#### Data for processing ####

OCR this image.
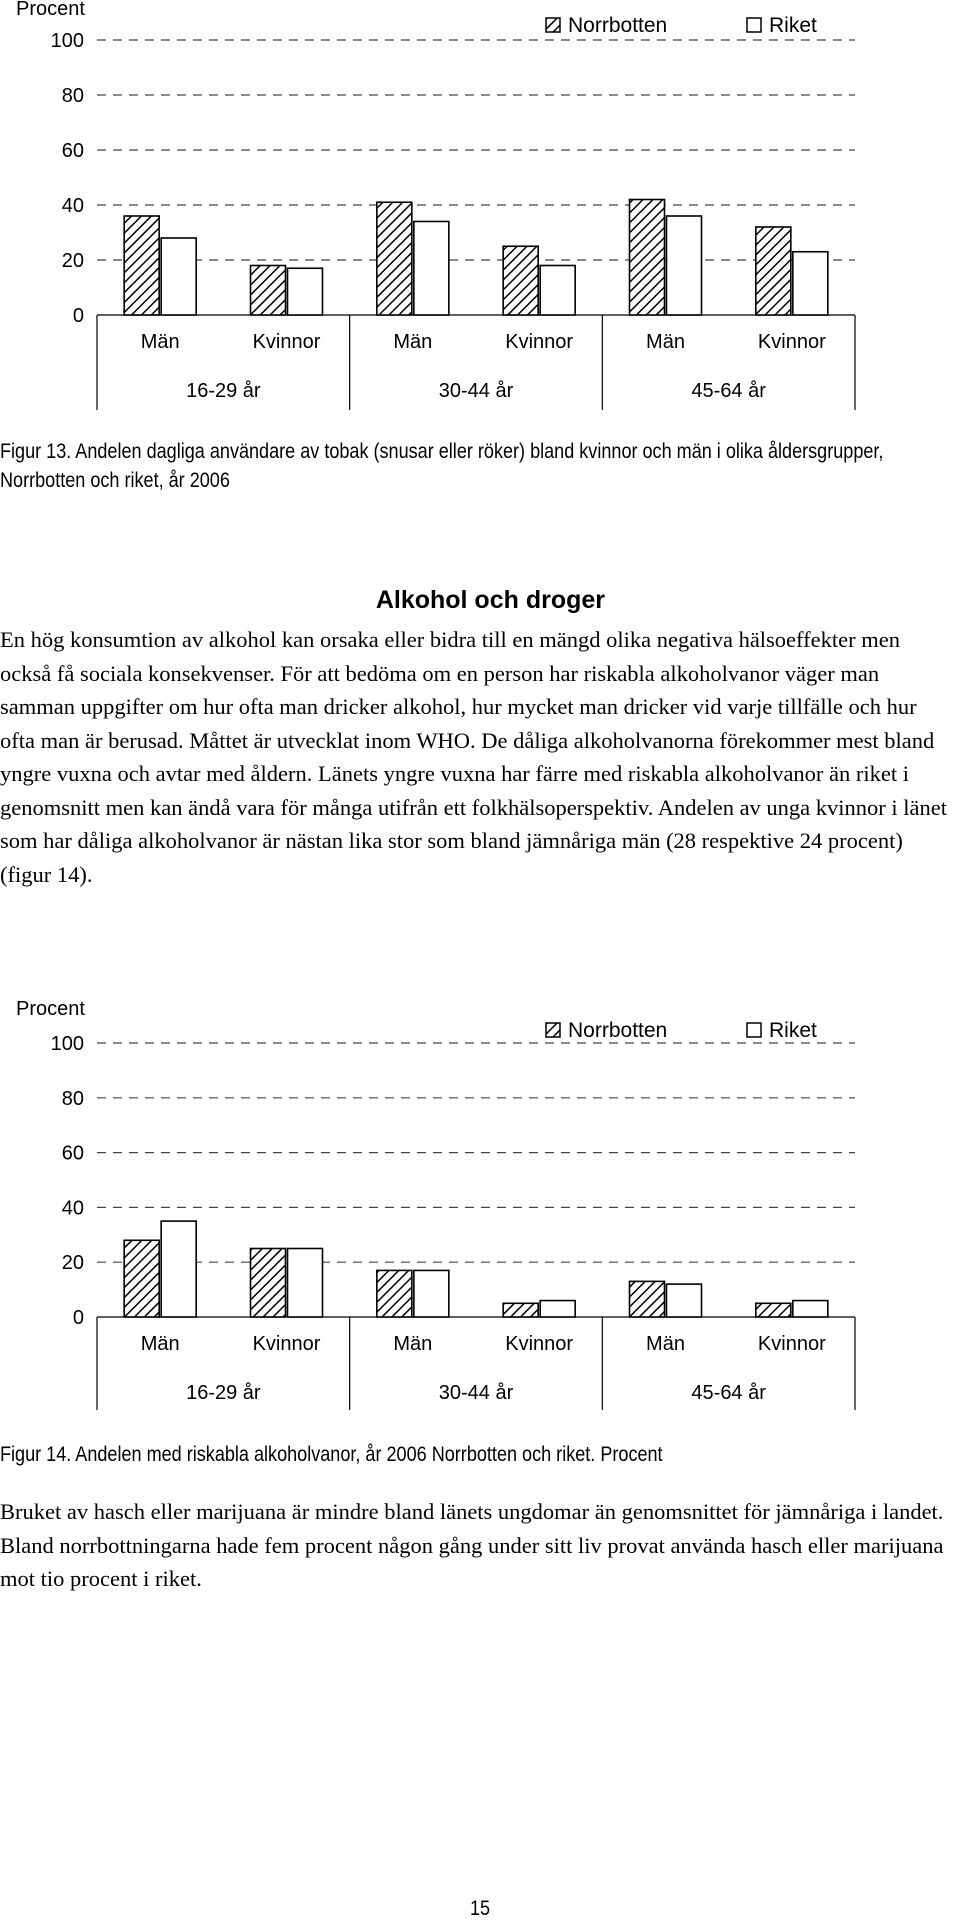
Procent
0
20
40
60
80
100
Män	Kvinnor	Män	Kvinnor	Män	Kvinnor
16-29 år	30-44 år	45-64 år
Norrbotten	Riket
Figur 13. Andelen dagliga användare av tobak (snusar eller röker) bland kvinnor och män i olika åldersgrupper, Norrbotten och riket, år 2006
Alkohol och droger
En hög konsumtion av alkohol kan orsaka eller bidra till en mängd olika negativa hälsoeffekter men också få sociala konsekvenser. För att bedöma om en person har riskabla alkoholvanor väger man samman uppgifter om hur ofta man dricker alkohol, hur mycket man dricker vid varje tillfälle och hur ofta man är berusad. Måttet är utvecklat inom WHO. De dåliga alkoholvanorna förekommer mest bland yngre vuxna och avtar med åldern. Länets yngre vuxna har färre med riskabla alkoholvanor än riket i genomsnitt men kan ändå vara för många utifrån ett folkhälsoperspektiv. Andelen av unga kvinnor i länet som har dåliga alkoholvanor är nästan lika stor som bland jämnåriga män (28 respektive 24 procent)(figur 14).
Procent
0
20
40
60
80
100
Män	Kvinnor	Män	Kvinnor	Män	Kvinnor
16-29 år	30-44 år	45-64 år
Norrbotten	Riket
Figur 14. Andelen med riskabla alkoholvanor, år 2006 Norrbotten och riket. Procent
Bruket av hasch eller marijuana är mindre bland länets ungdomar än genomsnittet för jämnåriga i landet. Bland norrbottningarna hade fem procent någon gång under sitt liv provat använda hasch eller marijuana mot tio procent i riket.
15
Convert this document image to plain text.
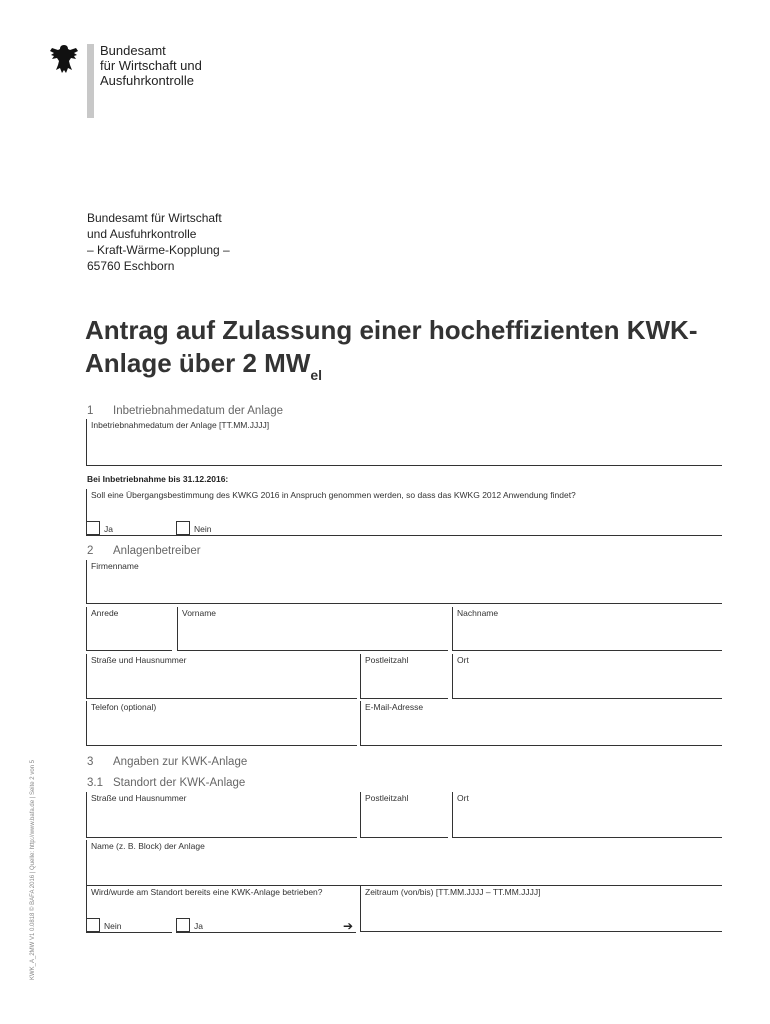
Bundesamt
für Wirtschaft und
Ausfuhrkontrolle
Bundesamt für Wirtschaft
und Ausfuhrkontrolle
– Kraft-Wärme-Kopplung –
65760 Eschborn
Antrag auf Zulassung einer hocheffizienten KWK-
Anlage über 2 $MW_{el}$
1 Inbetriebnahmedatum der Anlage
Inbetriebnahmedatum der Anlage [TT.MM.JJJJ]
Bei Inbetriebnahme bis 31.12.2016:
Soll eine Übergangsbestimmung des KWKG 2016 in Anspruch genommen werden, so dass das KWKG 2012 Anwendung findet?
Ja	Nein
2 Anlagenbetreiber
Firmenname
Anrede	Vorname	Nachname
Straße und Hausnummer	Postleitzahl	Ort
Telefon (optional)	E-Mail-Adresse
3 Angaben zur KWK-Anlage
3.1 Standort der KWK-Anlage
Straße und Hausnummer	Postleitzahl	Ort
Name (z. B. Block) der Anlage
Wird/wurde am Standort bereits eine KWK-Anlage betrieben?
Nein	Ja	➔
Zeitraum (von/bis) [TT.MM.JJJJ – TT.MM.JJJJ]
KWK_A_2MW V1 0.0818 © BAFA 2016 | Quelle: http://www.bafa.de | Seite 2 von 5
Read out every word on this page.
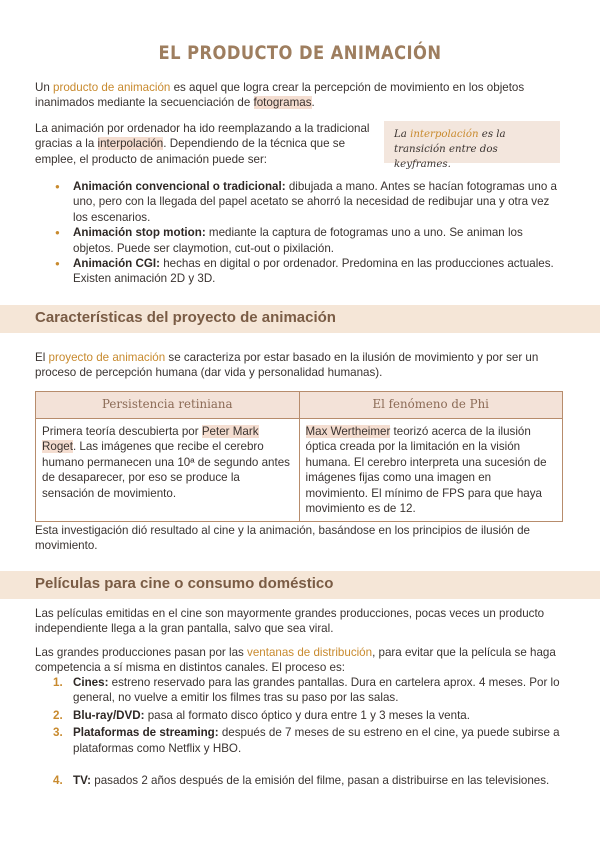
EL PRODUCTO DE ANIMACIÓN

Un producto de animación es aquel que logra crear la percepción de movimiento en los objetos inanimados mediante la secuenciación de fotogramas.

La animación por ordenador ha ido reemplazando a la tradicional gracias a la interpolación. Dependiendo de la técnica que se emplee, el producto de animación puede ser:

La interpolación es la transición entre dos keyframes.
● Animación convencional o tradicional: dibujada a mano. Antes se hacían fotogramas uno a uno, pero con la llegada del papel acetato se ahorró la necesidad de redibujar una y otra vez los escenarios.
● Animación stop motion: mediante la captura de fotogramas uno a uno. Se animan los objetos. Puede ser claymotion, cut-out o pixilación.
● Animación CGI: hechas en digital o por ordenador. Predomina en las producciones actuales. Existen animación 2D y 3D.
Características del proyecto de animación

El proyecto de animación se caracteriza por estar basado en la ilusión de movimiento y por ser un proceso de percepción humana (dar vida y personalidad humanas).

Persistencia retiniana	El fenómeno de Phi
Primera teoría descubierta por Peter Mark Roget. Las imágenes que recibe el cerebro humano permanecen una 10ª de segundo antes de desaparecer, por eso se produce la sensación de movimiento.	Max Wertheimer teorizó acerca de la ilusión óptica creada por la limitación en la visión humana. El cerebro interpreta una sucesión de imágenes fijas como una imagen en movimiento. El mínimo de FPS para que haya movimiento es de 12.

Esta investigación dió resultado al cine y la animación, basándose en los principios de ilusión de movimiento.

Películas para cine o consumo doméstico

Las películas emitidas en el cine son mayormente grandes producciones, pocas veces un producto independiente llega a la gran pantalla, salvo que sea viral.

Las grandes producciones pasan por las ventanas de distribución, para evitar que la película se haga competencia a sí misma en distintos canales. El proceso es:

1. Cines: estreno reservado para las grandes pantallas. Dura en cartelera aprox. 4 meses. Por lo general, no vuelve a emitir los filmes tras su paso por las salas.
2. Blu-ray/DVD: pasa al formato disco óptico y dura entre 1 y 3 meses la venta.
3. Plataformas de streaming: después de 7 meses de su estreno en el cine, ya puede subirse a plataformas como Netflix y HBO.
4. TV: pasados 2 años después de la emisión del filme, pasan a distribuirse en las televisiones.
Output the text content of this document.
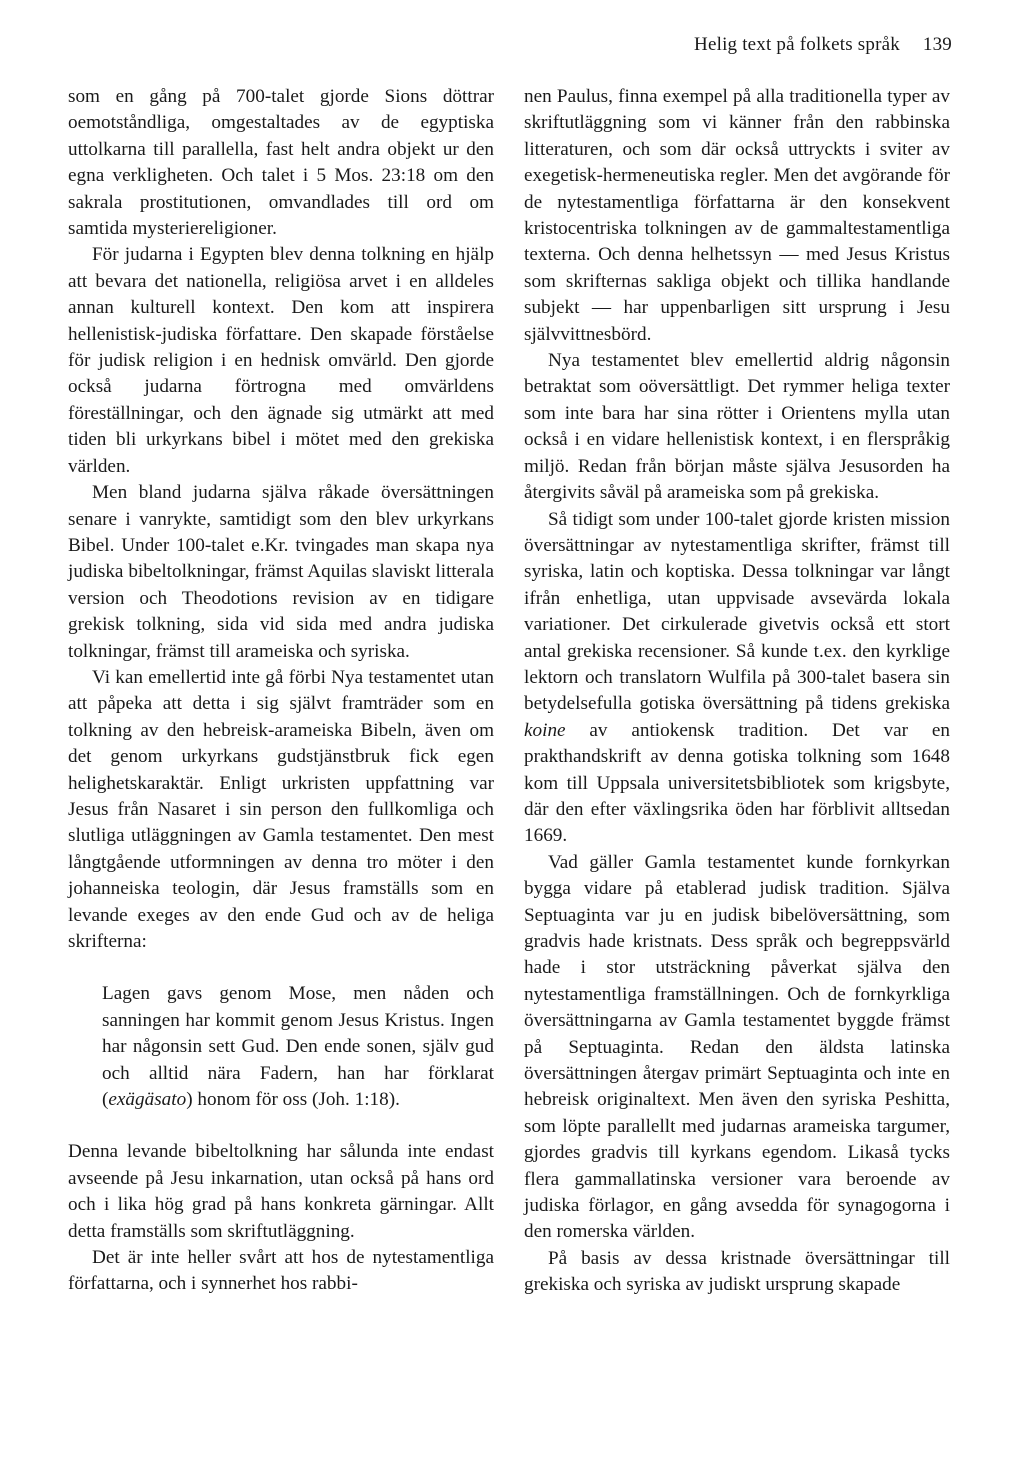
Helig text på folkets språk 139

som en gång på 700-talet gjorde Sions döttrar oemotståndliga, omgestaltades av de egyptiska uttolkarna till parallella, fast helt andra objekt ur den egna verkligheten. Och talet i 5 Mos. 23:18 om den sakrala prostitutionen, omvandlades till ord om samtida mysteriereligioner.

För judarna i Egypten blev denna tolkning en hjälp att bevara det nationella, religiösa arvet i en alldeles annan kulturell kontext. Den kom att inspirera hellenistisk-judiska författare. Den skapade förståelse för judisk religion i en hednisk omvärld. Den gjorde också judarna förtrogna med omvärldens föreställningar, och den ägnade sig utmärkt att med tiden bli urkyrkans bibel i mötet med den grekiska världen.

Men bland judarna själva råkade översättningen senare i vanrykte, samtidigt som den blev urkyrkans Bibel. Under 100-talet e.Kr. tvingades man skapa nya judiska bibeltolkningar, främst Aquilas slaviskt litterala version och Theodotions revision av en tidigare grekisk tolkning, sida vid sida med andra judiska tolkningar, främst till arameiska och syriska.

Vi kan emellertid inte gå förbi Nya testamentet utan att påpeka att detta i sig självt framträder som en tolkning av den hebreisk-arameiska Bibeln, även om det genom urkyrkans gudstjänstbruk fick egen helighetskaraktär. Enligt urkristen uppfattning var Jesus från Nasaret i sin person den fullkomliga och slutliga utläggningen av Gamla testamentet. Den mest långtgående utformningen av denna tro möter i den johanneiska teologin, där Jesus framställs som en levande exeges av den ende Gud och av de heliga skrifterna:

Lagen gavs genom Mose, men nåden och sanningen har kommit genom Jesus Kristus. Ingen har någonsin sett Gud. Den ende sonen, själv gud och alltid nära Fadern, han har förklarat (exägäsato) honom för oss (Joh. 1:18).

Denna levande bibeltolkning har sålunda inte endast avseende på Jesu inkarnation, utan också på hans ord och i lika hög grad på hans konkreta gärningar. Allt detta framställs som skriftutläggning.

Det är inte heller svårt att hos de nytestamentliga författarna, och i synnerhet hos rabbi-

nen Paulus, finna exempel på alla traditionella typer av skriftutläggning som vi känner från den rabbinska litteraturen, och som där också uttryckts i sviter av exegetisk-hermeneutiska regler. Men det avgörande för de nytestamentliga författarna är den konsekvent kristocentriska tolkningen av de gammaltestamentliga texterna. Och denna helhetssyn — med Jesus Kristus som skrifternas sakliga objekt och tillika handlande subjekt — har uppenbarligen sitt ursprung i Jesu självvittnesbörd.

Nya testamentet blev emellertid aldrig någonsin betraktat som oöversättligt. Det rymmer heliga texter som inte bara har sina rötter i Orientens mylla utan också i en vidare hellenistisk kontext, i en flerspråkig miljö. Redan från början måste själva Jesusorden ha återgivits såväl på arameiska som på grekiska.

Så tidigt som under 100-talet gjorde kristen mission översättningar av nytestamentliga skrifter, främst till syriska, latin och koptiska. Dessa tolkningar var långt ifrån enhetliga, utan uppvisade avsevärda lokala variationer. Det cirkulerade givetvis också ett stort antal grekiska recensioner. Så kunde t.ex. den kyrklige lektorn och translatorn Wulfila på 300-talet basera sin betydelsefulla gotiska översättning på tidens grekiska koine av antiokensk tradition. Det var en prakthandskrift av denna gotiska tolkning som 1648 kom till Uppsala universitetsbibliotek som krigsbyte, där den efter växlingsrika öden har förblivit alltsedan 1669.

Vad gäller Gamla testamentet kunde fornkyrkan bygga vidare på etablerad judisk tradition. Själva Septuaginta var ju en judisk bibelöversättning, som gradvis hade kristnats. Dess språk och begreppsvärld hade i stor utsträckning påverkat själva den nytestamentliga framställningen. Och de fornkyrkliga översättningarna av Gamla testamentet byggde främst på Septuaginta. Redan den äldsta latinska översättningen återgav primärt Septuaginta och inte en hebreisk originaltext. Men även den syriska Peshitta, som löpte parallellt med judarnas arameiska targumer, gjordes gradvis till kyrkans egendom. Likaså tycks flera gammallatinska versioner vara beroende av judiska förlagor, en gång avsedda för synagogorna i den romerska världen.

På basis av dessa kristnade översättningar till grekiska och syriska av judiskt ursprung skapade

####

[Work order]
An answer is complete only when it holds every line above containing the string "Norrbotten".

[Solution to the problem]
Norrbotten	Riket
Figur 13. Andelen dagliga användare av tobak (snusar eller röker) bland kvinnor och män i olika åldersgrupper, Norrbotten och riket, år 2006
Norrbotten	Riket
Figur 14. Andelen med riskabla alkoholvanor, år 2006 Norrbotten och riket. Procent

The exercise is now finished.